═══ EXCERPTED RECORDS

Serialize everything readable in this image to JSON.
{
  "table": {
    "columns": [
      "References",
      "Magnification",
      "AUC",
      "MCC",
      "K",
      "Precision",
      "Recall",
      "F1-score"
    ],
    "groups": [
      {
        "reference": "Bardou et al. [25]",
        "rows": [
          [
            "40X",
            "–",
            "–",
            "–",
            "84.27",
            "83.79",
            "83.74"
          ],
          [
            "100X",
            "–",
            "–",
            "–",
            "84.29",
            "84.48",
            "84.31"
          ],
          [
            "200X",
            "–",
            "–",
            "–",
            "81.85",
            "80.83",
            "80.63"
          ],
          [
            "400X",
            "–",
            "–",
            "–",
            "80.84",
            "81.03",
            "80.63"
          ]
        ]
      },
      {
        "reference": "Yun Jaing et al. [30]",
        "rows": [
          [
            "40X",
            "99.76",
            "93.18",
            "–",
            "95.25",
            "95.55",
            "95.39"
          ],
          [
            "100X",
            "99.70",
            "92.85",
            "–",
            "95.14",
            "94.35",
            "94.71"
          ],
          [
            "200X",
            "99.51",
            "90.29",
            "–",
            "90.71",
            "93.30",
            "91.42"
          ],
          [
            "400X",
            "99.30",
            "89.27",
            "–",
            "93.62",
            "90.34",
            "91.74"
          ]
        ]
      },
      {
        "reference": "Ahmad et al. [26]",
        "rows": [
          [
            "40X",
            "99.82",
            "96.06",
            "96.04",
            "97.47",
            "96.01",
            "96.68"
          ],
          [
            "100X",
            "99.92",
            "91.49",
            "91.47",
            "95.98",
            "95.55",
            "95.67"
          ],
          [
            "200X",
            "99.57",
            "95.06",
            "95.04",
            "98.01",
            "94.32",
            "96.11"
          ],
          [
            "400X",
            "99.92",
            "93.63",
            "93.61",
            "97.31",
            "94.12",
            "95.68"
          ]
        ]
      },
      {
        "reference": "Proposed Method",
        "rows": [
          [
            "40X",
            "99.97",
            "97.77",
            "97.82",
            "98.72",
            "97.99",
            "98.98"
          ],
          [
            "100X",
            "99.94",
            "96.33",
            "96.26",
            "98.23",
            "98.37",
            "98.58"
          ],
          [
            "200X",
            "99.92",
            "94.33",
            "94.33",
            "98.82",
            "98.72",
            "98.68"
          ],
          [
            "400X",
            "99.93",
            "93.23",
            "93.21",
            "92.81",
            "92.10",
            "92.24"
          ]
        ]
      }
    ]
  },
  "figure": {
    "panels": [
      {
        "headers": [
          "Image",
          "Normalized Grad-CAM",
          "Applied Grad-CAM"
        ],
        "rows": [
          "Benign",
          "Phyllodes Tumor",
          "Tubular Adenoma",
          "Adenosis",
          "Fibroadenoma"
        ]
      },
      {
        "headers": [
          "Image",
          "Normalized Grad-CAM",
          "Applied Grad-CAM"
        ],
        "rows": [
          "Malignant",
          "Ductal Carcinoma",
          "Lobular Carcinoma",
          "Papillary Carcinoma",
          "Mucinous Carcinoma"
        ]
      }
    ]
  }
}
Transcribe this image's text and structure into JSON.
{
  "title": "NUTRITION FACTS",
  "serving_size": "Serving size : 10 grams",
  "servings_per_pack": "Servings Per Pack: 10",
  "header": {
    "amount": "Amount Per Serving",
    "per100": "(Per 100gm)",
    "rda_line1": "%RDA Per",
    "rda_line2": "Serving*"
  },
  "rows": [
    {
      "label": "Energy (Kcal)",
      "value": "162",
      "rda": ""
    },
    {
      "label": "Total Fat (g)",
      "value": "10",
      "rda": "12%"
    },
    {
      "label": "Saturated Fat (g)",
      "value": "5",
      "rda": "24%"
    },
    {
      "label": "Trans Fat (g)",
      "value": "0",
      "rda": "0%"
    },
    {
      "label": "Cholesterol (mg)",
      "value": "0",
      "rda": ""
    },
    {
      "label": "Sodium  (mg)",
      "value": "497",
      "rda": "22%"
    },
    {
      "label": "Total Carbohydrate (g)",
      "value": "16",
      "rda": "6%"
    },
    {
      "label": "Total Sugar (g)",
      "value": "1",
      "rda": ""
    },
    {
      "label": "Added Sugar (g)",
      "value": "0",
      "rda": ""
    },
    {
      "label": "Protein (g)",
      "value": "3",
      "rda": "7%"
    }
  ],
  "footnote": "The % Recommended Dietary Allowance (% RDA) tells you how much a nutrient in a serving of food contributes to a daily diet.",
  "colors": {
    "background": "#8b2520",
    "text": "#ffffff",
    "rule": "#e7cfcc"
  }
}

══════

# [TASK OBJECTIVE]
The records above are to be copied in full, exactly as written.

# [EXERCISE RESULT]
Serialize everything readable in this image to JSON.
{
  "table": {
    "columns": [
      "References",
      "Magnification",
      "AUC",
      "MCC",
      "K",
      "Precision",
      "Recall",
      "F1-score"
    ],
    "groups": [
      {
        "reference": "Bardou et al. [25]",
        "rows": [
          [
            "40X",
            "–",
            "–",
            "–",
            "84.27",
            "83.79",
            "83.74"
          ],
          [
            "100X",
            "–",
            "–",
            "–",
            "84.29",
            "84.48",
            "84.31"
          ],
          [
            "200X",
            "–",
            "–",
            "–",
            "81.85",
            "80.83",
            "80.63"
          ],
          [
            "400X",
            "–",
            "–",
            "–",
            "80.84",
            "81.03",
            "80.63"
          ]
        ]
      },
      {
        "reference": "Yun Jaing et al. [30]",
        "rows": [
          [
            "40X",
            "99.76",
            "93.18",
            "–",
            "95.25",
            "95.55",
            "95.39"
          ],
          [
            "100X",
            "99.70",
            "92.85",
            "–",
            "95.14",
            "94.35",
            "94.71"
          ],
          [
            "200X",
            "99.51",
            "90.29",
            "–",
            "90.71",
            "93.30",
            "91.42"
          ],
          [
            "400X",
            "99.30",
            "89.27",
            "–",
            "93.62",
            "90.34",
            "91.74"
          ]
        ]
      },
      {
        "reference": "Ahmad et al. [26]",
        "rows": [
          [
            "40X",
            "99.82",
            "96.06",
            "96.04",
            "97.47",
            "96.01",
            "96.68"
          ],
          [
            "100X",
            "99.92",
            "91.49",
            "91.47",
            "95.98",
            "95.55",
            "95.67"
          ],
          [
            "200X",
            "99.57",
            "95.06",
            "95.04",
            "98.01",
            "94.32",
            "96.11"
          ],
          [
            "400X",
            "99.92",
            "93.63",
            "93.61",
            "97.31",
            "94.12",
            "95.68"
          ]
        ]
      },
      {
        "reference": "Proposed Method",
        "rows": [
          [
            "40X",
            "99.97",
            "97.77",
            "97.82",
            "98.72",
            "97.99",
            "98.98"
          ],
          [
            "100X",
            "99.94",
            "96.33",
            "96.26",
            "98.23",
            "98.37",
            "98.58"
          ],
          [
            "200X",
            "99.92",
            "94.33",
            "94.33",
            "98.82",
            "98.72",
            "98.68"
          ],
          [
            "400X",
            "99.93",
            "93.23",
            "93.21",
            "92.81",
            "92.10",
            "92.24"
          ]
        ]
      }
    ]
  },
  "figure": {
    "panels": [
      {
        "headers": [
          "Image",
          "Normalized Grad-CAM",
          "Applied Grad-CAM"
        ],
        "rows": [
          "Benign",
          "Phyllodes Tumor",
          "Tubular Adenoma",
          "Adenosis",
          "Fibroadenoma"
        ]
      },
      {
        "headers": [
          "Image",
          "Normalized Grad-CAM",
          "Applied Grad-CAM"
        ],
        "rows": [
          "Malignant",
          "Ductal Carcinoma",
          "Lobular Carcinoma",
          "Papillary Carcinoma",
          "Mucinous Carcinoma"
        ]
      }
    ]
  }
}
Transcribe this image's text and structure into JSON.
{
  "title": "NUTRITION FACTS",
  "serving_size": "Serving size : 10 grams",
  "servings_per_pack": "Servings Per Pack: 10",
  "header": {
    "amount": "Amount Per Serving",
    "per100": "(Per 100gm)",
    "rda_line1": "%RDA Per",
    "rda_line2": "Serving*"
  },
  "rows": [
    {
      "label": "Energy (Kcal)",
      "value": "162",
      "rda": ""
    },
    {
      "label": "Total Fat (g)",
      "value": "10",
      "rda": "12%"
    },
    {
      "label": "Saturated Fat (g)",
      "value": "5",
      "rda": "24%"
    },
    {
      "label": "Trans Fat (g)",
      "value": "0",
      "rda": "0%"
    },
    {
      "label": "Cholesterol (mg)",
      "value": "0",
      "rda": ""
    },
    {
      "label": "Sodium  (mg)",
      "value": "497",
      "rda": "22%"
    },
    {
      "label": "Total Carbohydrate (g)",
      "value": "16",
      "rda": "6%"
    },
    {
      "label": "Total Sugar (g)",
      "value": "1",
      "rda": ""
    },
    {
      "label": "Added Sugar (g)",
      "value": "0",
      "rda": ""
    },
    {
      "label": "Protein (g)",
      "value": "3",
      "rda": "7%"
    }
  ],
  "footnote": "The % Recommended Dietary Allowance (% RDA) tells you how much a nutrient in a serving of food contributes to a daily diet.",
  "colors": {
    "background": "#8b2520",
    "text": "#ffffff",
    "rule": "#e7cfcc"
  }
}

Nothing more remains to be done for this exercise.